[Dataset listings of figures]

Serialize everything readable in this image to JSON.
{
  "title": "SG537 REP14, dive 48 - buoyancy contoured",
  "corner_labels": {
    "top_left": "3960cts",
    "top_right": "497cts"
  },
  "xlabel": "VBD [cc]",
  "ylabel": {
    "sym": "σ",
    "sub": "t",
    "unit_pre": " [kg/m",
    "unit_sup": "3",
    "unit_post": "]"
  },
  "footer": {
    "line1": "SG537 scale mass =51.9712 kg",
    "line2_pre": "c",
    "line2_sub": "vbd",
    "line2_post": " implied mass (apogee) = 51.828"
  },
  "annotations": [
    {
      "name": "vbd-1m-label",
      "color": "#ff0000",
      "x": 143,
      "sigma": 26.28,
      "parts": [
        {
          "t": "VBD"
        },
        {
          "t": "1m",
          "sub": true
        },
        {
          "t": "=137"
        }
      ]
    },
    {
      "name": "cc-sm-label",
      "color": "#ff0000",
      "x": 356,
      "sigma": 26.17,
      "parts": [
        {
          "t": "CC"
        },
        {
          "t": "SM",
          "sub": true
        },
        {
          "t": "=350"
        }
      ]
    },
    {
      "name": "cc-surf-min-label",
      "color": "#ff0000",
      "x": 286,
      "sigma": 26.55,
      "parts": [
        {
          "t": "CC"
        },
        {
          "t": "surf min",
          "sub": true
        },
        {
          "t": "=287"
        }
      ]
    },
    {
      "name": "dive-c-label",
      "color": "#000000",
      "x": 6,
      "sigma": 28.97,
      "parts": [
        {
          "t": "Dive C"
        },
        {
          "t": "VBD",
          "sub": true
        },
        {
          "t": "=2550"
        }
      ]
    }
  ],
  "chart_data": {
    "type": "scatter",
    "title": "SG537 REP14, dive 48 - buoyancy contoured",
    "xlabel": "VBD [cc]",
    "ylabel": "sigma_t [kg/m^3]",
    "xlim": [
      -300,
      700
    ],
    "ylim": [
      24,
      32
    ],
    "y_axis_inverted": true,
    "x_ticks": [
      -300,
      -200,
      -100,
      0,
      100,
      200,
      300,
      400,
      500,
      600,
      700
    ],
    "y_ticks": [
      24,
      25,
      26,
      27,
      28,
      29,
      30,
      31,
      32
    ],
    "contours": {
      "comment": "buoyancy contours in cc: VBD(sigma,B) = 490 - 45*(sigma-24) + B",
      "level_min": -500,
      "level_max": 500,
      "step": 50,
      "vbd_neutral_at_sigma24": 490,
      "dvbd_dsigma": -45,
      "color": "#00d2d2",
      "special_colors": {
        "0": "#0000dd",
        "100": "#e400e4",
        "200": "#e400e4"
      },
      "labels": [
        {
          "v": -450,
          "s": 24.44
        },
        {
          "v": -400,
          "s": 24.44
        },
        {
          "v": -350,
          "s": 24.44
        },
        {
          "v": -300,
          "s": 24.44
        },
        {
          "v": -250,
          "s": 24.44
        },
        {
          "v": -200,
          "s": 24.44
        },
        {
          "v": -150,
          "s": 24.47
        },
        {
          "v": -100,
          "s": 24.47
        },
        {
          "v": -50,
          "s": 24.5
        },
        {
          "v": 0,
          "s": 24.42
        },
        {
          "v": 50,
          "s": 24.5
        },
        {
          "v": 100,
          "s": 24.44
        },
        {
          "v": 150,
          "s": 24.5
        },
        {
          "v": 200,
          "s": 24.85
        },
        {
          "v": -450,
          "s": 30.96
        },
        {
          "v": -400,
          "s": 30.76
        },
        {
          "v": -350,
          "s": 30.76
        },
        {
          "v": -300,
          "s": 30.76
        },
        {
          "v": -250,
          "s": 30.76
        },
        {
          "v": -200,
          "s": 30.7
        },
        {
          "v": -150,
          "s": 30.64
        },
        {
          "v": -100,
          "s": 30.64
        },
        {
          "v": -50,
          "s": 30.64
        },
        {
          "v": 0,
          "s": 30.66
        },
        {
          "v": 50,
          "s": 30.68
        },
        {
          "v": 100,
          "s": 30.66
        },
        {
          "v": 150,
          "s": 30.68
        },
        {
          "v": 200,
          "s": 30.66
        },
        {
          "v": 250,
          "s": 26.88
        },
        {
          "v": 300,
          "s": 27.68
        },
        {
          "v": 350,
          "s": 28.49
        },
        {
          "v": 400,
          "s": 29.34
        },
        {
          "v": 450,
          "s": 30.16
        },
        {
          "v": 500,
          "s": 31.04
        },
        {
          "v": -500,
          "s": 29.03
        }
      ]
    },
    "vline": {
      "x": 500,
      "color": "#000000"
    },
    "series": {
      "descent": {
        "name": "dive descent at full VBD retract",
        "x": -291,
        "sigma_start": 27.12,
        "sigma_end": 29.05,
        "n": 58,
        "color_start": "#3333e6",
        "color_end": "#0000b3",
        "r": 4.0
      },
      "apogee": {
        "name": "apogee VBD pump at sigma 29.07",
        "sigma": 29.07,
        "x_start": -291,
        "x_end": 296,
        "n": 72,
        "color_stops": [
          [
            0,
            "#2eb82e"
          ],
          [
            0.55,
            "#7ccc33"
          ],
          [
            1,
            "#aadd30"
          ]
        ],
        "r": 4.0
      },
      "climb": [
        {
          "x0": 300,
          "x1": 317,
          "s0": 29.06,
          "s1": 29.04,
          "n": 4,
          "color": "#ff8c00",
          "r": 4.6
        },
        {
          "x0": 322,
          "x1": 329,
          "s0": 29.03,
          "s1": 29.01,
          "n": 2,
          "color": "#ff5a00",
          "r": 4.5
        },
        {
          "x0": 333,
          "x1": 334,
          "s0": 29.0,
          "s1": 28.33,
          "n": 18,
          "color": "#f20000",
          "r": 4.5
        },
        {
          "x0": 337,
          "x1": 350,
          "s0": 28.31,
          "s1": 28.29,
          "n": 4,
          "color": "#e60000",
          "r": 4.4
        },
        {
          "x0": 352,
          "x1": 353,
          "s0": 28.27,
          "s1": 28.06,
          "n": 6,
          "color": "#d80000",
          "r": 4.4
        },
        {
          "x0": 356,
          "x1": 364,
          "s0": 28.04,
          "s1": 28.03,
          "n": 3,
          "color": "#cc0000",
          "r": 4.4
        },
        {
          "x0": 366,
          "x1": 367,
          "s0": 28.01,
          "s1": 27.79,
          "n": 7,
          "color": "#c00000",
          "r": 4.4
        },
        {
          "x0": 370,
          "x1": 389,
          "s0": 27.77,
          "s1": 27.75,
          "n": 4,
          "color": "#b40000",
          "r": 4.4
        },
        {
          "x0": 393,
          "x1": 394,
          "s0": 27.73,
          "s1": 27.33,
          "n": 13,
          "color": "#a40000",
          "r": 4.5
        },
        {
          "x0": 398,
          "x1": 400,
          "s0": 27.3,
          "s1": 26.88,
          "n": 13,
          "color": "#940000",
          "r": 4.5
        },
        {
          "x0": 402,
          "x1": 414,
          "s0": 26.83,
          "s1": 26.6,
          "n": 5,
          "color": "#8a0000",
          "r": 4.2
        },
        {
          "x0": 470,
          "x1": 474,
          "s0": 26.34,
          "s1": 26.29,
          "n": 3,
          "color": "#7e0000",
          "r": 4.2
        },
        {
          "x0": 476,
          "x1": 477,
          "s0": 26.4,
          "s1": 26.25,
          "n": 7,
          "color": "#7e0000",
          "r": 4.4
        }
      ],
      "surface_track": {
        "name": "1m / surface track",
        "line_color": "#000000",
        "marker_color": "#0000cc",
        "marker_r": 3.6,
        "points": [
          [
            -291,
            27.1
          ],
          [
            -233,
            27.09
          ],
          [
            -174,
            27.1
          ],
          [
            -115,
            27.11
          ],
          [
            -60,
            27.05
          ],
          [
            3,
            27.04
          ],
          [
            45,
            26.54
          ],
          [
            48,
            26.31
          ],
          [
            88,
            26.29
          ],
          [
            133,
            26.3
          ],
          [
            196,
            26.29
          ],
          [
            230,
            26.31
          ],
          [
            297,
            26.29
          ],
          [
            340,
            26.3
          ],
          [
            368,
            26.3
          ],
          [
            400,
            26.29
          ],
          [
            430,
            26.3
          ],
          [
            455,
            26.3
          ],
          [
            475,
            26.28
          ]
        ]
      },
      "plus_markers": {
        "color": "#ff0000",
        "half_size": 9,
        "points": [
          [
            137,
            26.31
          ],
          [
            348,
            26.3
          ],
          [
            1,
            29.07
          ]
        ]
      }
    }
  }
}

◆ Task directions
Collect the lines that hold "descent".

◆ Correct response
      "descent": {
        "name": "dive descent at full VBD retract",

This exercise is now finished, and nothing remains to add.